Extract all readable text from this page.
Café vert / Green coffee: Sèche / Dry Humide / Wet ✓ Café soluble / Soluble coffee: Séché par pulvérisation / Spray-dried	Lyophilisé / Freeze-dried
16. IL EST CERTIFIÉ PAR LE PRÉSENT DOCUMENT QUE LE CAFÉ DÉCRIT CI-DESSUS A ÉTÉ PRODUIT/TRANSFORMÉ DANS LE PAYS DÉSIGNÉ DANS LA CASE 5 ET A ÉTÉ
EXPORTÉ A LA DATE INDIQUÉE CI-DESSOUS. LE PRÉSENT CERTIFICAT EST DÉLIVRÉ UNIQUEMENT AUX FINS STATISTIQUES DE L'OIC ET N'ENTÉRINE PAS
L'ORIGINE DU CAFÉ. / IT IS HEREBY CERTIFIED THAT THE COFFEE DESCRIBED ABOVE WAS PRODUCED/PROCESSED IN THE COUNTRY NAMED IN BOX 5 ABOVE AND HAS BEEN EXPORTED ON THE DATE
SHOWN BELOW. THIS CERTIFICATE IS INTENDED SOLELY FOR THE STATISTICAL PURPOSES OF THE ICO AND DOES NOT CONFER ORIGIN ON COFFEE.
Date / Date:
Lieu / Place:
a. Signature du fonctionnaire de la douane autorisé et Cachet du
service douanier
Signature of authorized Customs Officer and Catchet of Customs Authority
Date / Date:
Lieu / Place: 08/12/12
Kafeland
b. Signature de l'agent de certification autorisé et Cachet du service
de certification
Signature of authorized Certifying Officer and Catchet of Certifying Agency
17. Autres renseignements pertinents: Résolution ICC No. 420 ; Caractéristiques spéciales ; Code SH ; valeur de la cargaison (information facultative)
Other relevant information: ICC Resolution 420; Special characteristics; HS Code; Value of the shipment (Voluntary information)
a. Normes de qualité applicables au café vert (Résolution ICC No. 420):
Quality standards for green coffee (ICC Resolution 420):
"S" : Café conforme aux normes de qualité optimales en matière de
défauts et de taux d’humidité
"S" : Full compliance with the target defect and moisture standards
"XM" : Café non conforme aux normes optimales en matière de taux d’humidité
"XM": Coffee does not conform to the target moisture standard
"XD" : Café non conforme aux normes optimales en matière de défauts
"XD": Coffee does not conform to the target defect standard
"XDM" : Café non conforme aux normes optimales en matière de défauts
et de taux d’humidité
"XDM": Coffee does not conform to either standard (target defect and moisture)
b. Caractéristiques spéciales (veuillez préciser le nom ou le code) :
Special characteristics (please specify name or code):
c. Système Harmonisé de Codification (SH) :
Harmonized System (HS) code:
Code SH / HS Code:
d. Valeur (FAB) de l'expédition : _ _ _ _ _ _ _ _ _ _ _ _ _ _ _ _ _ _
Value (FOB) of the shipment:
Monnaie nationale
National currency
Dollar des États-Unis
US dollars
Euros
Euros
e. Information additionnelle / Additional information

---+---

— GOAL —
Pick out all lines containing the string "autorisé".

— WRITTEN RESPONSE —
a. Signature du fonctionnaire de la douane autorisé et Cachet du
b. Signature de l'agent de certification autorisé et Cachet du service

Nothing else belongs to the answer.